[Dataset excerpt]

◆ ◆ ◆ ◆ ◆ ◆ ◆

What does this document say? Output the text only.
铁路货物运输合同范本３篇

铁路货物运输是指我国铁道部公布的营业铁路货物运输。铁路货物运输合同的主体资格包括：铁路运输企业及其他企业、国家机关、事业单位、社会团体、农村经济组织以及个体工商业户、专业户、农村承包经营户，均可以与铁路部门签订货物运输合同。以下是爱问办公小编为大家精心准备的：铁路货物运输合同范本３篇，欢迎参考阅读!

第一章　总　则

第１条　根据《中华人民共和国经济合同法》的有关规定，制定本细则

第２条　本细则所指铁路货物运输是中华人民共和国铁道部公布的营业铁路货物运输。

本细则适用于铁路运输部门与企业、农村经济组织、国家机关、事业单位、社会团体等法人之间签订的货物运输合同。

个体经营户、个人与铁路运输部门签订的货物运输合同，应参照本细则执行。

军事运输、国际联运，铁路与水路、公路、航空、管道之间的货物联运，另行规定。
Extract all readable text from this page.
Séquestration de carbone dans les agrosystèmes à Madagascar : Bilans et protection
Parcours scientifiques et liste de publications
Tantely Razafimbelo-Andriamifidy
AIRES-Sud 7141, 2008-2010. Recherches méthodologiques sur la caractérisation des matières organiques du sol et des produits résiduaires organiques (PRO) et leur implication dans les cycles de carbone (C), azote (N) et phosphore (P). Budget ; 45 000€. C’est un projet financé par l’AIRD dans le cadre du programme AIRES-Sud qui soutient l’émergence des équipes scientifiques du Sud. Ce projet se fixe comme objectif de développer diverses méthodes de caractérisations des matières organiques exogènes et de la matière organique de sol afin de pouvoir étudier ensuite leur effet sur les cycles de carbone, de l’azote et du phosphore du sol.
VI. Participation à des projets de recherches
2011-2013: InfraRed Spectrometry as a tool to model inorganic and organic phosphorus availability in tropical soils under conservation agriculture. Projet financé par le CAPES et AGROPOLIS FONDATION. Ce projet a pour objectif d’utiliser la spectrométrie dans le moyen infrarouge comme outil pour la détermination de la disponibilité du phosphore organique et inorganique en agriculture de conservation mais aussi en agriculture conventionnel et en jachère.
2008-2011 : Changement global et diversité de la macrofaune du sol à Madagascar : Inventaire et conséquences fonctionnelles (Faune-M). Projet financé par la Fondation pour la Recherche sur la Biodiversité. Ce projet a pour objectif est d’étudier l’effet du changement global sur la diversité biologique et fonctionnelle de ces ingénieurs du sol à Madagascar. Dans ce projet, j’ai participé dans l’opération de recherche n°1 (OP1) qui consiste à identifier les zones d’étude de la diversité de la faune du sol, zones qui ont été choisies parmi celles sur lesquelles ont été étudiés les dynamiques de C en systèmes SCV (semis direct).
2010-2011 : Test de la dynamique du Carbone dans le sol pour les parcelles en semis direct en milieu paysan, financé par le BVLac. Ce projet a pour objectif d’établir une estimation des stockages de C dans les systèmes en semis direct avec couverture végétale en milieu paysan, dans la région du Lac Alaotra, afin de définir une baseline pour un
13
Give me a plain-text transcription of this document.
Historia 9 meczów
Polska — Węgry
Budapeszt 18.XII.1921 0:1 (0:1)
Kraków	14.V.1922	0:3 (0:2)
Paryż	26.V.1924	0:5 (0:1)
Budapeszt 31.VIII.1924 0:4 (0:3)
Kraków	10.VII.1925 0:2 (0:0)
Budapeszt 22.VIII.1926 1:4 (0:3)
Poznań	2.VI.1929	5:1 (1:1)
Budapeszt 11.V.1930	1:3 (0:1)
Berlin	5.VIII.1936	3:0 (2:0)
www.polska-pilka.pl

◆ ◆ ◆ ◆ ◆ ◆ ◆

-- Challenge --
Extract every entry in the listing word for word.

-- Reply to the task --
What does this document say? Output the text only.
铁路货物运输合同范本３篇

铁路货物运输是指我国铁道部公布的营业铁路货物运输。铁路货物运输合同的主体资格包括：铁路运输企业及其他企业、国家机关、事业单位、社会团体、农村经济组织以及个体工商业户、专业户、农村承包经营户，均可以与铁路部门签订货物运输合同。以下是爱问办公小编为大家精心准备的：铁路货物运输合同范本３篇，欢迎参考阅读!

第一章　总　则

第１条　根据《中华人民共和国经济合同法》的有关规定，制定本细则

第２条　本细则所指铁路货物运输是中华人民共和国铁道部公布的营业铁路货物运输。

本细则适用于铁路运输部门与企业、农村经济组织、国家机关、事业单位、社会团体等法人之间签订的货物运输合同。

个体经营户、个人与铁路运输部门签订的货物运输合同，应参照本细则执行。

军事运输、国际联运，铁路与水路、公路、航空、管道之间的货物联运，另行规定。
Extract all readable text from this page.
Séquestration de carbone dans les agrosystèmes à Madagascar : Bilans et protection
Parcours scientifiques et liste de publications
Tantely Razafimbelo-Andriamifidy
AIRES-Sud 7141, 2008-2010. Recherches méthodologiques sur la caractérisation des matières organiques du sol et des produits résiduaires organiques (PRO) et leur implication dans les cycles de carbone (C), azote (N) et phosphore (P). Budget ; 45 000€. C’est un projet financé par l’AIRD dans le cadre du programme AIRES-Sud qui soutient l’émergence des équipes scientifiques du Sud. Ce projet se fixe comme objectif de développer diverses méthodes de caractérisations des matières organiques exogènes et de la matière organique de sol afin de pouvoir étudier ensuite leur effet sur les cycles de carbone, de l’azote et du phosphore du sol.
VI. Participation à des projets de recherches
2011-2013: InfraRed Spectrometry as a tool to model inorganic and organic phosphorus availability in tropical soils under conservation agriculture. Projet financé par le CAPES et AGROPOLIS FONDATION. Ce projet a pour objectif d’utiliser la spectrométrie dans le moyen infrarouge comme outil pour la détermination de la disponibilité du phosphore organique et inorganique en agriculture de conservation mais aussi en agriculture conventionnel et en jachère.
2008-2011 : Changement global et diversité de la macrofaune du sol à Madagascar : Inventaire et conséquences fonctionnelles (Faune-M). Projet financé par la Fondation pour la Recherche sur la Biodiversité. Ce projet a pour objectif est d’étudier l’effet du changement global sur la diversité biologique et fonctionnelle de ces ingénieurs du sol à Madagascar. Dans ce projet, j’ai participé dans l’opération de recherche n°1 (OP1) qui consiste à identifier les zones d’étude de la diversité de la faune du sol, zones qui ont été choisies parmi celles sur lesquelles ont été étudiés les dynamiques de C en systèmes SCV (semis direct).
2010-2011 : Test de la dynamique du Carbone dans le sol pour les parcelles en semis direct en milieu paysan, financé par le BVLac. Ce projet a pour objectif d’établir une estimation des stockages de C dans les systèmes en semis direct avec couverture végétale en milieu paysan, dans la région du Lac Alaotra, afin de définir une baseline pour un
13
Give me a plain-text transcription of this document.
Historia 9 meczów
Polska — Węgry
Budapeszt 18.XII.1921 0:1 (0:1)
Kraków	14.V.1922	0:3 (0:2)
Paryż	26.V.1924	0:5 (0:1)
Budapeszt 31.VIII.1924 0:4 (0:3)
Kraków	10.VII.1925 0:2 (0:0)
Budapeszt 22.VIII.1926 1:4 (0:3)
Poznań	2.VI.1929	5:1 (1:1)
Budapeszt 11.V.1930	1:3 (0:1)
Berlin	5.VIII.1936	3:0 (2:0)
www.polska-pilka.pl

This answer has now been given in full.